• What the exercise asks: Will you quote only the lines starting at the one that contains "Decode this image" and ending with the last line of the listing below, inclusive?

• Excerpted records:

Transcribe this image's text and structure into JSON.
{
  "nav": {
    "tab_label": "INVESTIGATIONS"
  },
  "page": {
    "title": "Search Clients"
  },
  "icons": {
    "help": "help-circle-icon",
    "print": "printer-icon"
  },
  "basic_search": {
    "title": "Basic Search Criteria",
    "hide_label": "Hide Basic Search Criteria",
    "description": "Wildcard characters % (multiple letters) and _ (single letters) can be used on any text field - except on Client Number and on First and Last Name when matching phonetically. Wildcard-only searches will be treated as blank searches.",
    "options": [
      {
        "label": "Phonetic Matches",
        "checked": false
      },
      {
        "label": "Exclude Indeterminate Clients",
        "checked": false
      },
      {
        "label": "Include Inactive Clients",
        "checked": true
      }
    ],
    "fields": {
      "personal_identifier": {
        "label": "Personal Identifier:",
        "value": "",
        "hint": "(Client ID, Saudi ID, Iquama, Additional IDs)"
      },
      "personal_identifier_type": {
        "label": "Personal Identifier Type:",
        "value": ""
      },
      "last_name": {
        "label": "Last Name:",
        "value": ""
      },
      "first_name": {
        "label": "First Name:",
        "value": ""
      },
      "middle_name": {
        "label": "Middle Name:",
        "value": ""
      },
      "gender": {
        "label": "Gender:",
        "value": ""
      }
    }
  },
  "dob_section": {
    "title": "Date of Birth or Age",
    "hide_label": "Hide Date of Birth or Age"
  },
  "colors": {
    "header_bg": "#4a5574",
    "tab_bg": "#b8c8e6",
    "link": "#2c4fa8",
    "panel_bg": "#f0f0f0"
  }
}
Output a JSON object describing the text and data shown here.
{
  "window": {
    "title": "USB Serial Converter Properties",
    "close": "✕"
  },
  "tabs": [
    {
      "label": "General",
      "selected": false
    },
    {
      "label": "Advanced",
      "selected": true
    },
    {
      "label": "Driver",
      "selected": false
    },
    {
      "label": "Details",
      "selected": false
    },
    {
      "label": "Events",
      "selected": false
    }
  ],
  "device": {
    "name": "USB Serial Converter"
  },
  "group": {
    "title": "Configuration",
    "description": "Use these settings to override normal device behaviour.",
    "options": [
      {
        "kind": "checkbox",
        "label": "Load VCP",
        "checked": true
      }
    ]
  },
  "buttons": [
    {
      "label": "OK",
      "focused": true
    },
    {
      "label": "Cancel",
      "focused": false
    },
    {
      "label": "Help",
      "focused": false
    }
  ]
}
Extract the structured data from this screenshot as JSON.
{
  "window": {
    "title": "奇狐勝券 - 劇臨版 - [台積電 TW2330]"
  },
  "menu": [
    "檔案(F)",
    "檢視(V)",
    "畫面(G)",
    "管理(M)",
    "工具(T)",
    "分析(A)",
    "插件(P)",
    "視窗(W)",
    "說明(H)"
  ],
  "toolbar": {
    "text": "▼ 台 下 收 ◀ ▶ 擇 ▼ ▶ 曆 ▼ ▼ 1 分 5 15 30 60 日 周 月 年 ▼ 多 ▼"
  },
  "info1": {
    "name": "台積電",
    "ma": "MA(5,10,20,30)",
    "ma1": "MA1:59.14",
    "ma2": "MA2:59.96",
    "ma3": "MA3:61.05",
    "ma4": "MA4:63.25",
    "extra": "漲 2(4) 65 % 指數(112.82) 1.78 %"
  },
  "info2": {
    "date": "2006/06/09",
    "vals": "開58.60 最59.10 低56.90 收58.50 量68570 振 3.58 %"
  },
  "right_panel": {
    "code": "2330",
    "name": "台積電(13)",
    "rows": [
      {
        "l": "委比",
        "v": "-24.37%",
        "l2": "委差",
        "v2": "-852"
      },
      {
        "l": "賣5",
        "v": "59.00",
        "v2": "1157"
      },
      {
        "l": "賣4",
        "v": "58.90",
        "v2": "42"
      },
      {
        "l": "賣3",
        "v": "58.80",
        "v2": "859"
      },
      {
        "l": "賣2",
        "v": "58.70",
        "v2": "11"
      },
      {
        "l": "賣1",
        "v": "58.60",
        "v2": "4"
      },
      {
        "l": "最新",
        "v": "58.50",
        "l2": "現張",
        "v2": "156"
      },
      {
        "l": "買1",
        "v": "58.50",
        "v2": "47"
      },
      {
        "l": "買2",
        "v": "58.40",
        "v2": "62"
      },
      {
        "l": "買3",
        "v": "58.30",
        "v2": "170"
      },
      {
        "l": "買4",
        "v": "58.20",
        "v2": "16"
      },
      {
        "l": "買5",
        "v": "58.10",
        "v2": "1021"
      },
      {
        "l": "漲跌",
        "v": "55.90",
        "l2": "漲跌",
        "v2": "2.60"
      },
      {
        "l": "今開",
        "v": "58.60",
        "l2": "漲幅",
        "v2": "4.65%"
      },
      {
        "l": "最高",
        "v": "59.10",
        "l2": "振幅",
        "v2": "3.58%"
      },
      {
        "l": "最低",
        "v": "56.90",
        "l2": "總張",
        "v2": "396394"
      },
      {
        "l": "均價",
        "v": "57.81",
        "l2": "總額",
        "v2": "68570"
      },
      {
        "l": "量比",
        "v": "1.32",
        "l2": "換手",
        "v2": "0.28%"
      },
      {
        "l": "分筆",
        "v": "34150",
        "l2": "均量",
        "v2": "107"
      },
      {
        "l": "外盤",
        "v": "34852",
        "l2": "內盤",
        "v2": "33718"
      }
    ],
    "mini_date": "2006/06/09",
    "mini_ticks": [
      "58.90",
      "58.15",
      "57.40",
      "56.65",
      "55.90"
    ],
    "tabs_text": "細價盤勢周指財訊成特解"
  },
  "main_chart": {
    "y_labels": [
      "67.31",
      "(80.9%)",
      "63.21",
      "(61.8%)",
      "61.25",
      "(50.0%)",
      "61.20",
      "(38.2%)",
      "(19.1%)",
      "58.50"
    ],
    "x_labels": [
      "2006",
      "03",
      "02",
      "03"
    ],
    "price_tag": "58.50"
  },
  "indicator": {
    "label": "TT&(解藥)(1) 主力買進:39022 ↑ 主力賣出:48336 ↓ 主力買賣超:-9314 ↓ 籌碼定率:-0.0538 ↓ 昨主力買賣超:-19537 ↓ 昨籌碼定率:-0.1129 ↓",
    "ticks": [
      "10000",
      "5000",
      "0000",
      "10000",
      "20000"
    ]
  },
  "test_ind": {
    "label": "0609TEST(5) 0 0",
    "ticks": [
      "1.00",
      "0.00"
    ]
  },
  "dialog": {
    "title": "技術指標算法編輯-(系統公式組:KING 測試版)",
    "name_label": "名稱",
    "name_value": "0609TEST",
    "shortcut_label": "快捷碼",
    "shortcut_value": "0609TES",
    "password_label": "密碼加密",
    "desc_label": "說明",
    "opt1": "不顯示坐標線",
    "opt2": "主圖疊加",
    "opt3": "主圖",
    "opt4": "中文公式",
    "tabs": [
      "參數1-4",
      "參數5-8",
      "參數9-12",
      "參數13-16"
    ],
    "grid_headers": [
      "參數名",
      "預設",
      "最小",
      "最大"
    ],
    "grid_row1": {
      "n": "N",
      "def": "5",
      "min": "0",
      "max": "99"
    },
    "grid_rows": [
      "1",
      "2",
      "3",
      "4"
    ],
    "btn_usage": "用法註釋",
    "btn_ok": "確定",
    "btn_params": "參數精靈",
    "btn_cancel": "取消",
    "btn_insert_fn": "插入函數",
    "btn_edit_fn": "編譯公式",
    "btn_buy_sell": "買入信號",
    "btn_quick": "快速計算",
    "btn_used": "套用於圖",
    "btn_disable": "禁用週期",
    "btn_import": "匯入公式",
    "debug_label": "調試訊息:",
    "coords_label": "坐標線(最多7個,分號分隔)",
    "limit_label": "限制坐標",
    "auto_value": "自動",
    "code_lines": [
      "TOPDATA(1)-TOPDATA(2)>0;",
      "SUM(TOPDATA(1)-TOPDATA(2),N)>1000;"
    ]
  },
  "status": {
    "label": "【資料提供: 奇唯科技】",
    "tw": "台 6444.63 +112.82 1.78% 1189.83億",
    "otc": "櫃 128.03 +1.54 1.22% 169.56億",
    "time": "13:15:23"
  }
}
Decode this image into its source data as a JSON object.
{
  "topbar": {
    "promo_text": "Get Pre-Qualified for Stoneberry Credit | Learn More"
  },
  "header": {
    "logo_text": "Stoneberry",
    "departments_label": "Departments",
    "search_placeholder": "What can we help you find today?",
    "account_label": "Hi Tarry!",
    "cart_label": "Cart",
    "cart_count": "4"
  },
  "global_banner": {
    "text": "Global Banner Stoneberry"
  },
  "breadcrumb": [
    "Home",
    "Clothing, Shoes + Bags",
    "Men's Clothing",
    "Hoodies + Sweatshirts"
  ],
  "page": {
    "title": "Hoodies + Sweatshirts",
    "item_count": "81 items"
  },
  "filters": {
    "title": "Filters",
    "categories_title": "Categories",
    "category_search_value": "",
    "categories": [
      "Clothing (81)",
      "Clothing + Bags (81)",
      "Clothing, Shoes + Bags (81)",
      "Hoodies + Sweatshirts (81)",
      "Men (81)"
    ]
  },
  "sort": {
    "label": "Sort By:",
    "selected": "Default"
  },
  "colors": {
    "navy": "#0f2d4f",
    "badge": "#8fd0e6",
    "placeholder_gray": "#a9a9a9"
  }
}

• Written response:
Decode this image into its source data as a JSON object.
{
  "topbar": {
    "promo_text": "Get Pre-Qualified for Stoneberry Credit | Learn More"
  },
  "header": {
    "logo_text": "Stoneberry",
    "departments_label": "Departments",
    "search_placeholder": "What can we help you find today?",
    "account_label": "Hi Tarry!",
    "cart_label": "Cart",
    "cart_count": "4"
  },
  "global_banner": {
    "text": "Global Banner Stoneberry"
  },
  "breadcrumb": [
    "Home",
    "Clothing, Shoes + Bags",
    "Men's Clothing",
    "Hoodies + Sweatshirts"
  ],
  "page": {
    "title": "Hoodies + Sweatshirts",
    "item_count": "81 items"
  },
  "filters": {
    "title": "Filters",
    "categories_title": "Categories",
    "category_search_value": "",
    "categories": [
      "Clothing (81)",
      "Clothing + Bags (81)",
      "Clothing, Shoes + Bags (81)",
      "Hoodies + Sweatshirts (81)",
      "Men (81)"
    ]
  },
  "sort": {
    "label": "Sort By:",
    "selected": "Default"
  },
  "colors": {
    "navy": "#0f2d4f",
    "badge": "#8fd0e6",
    "placeholder_gray": "#a9a9a9"
  }
}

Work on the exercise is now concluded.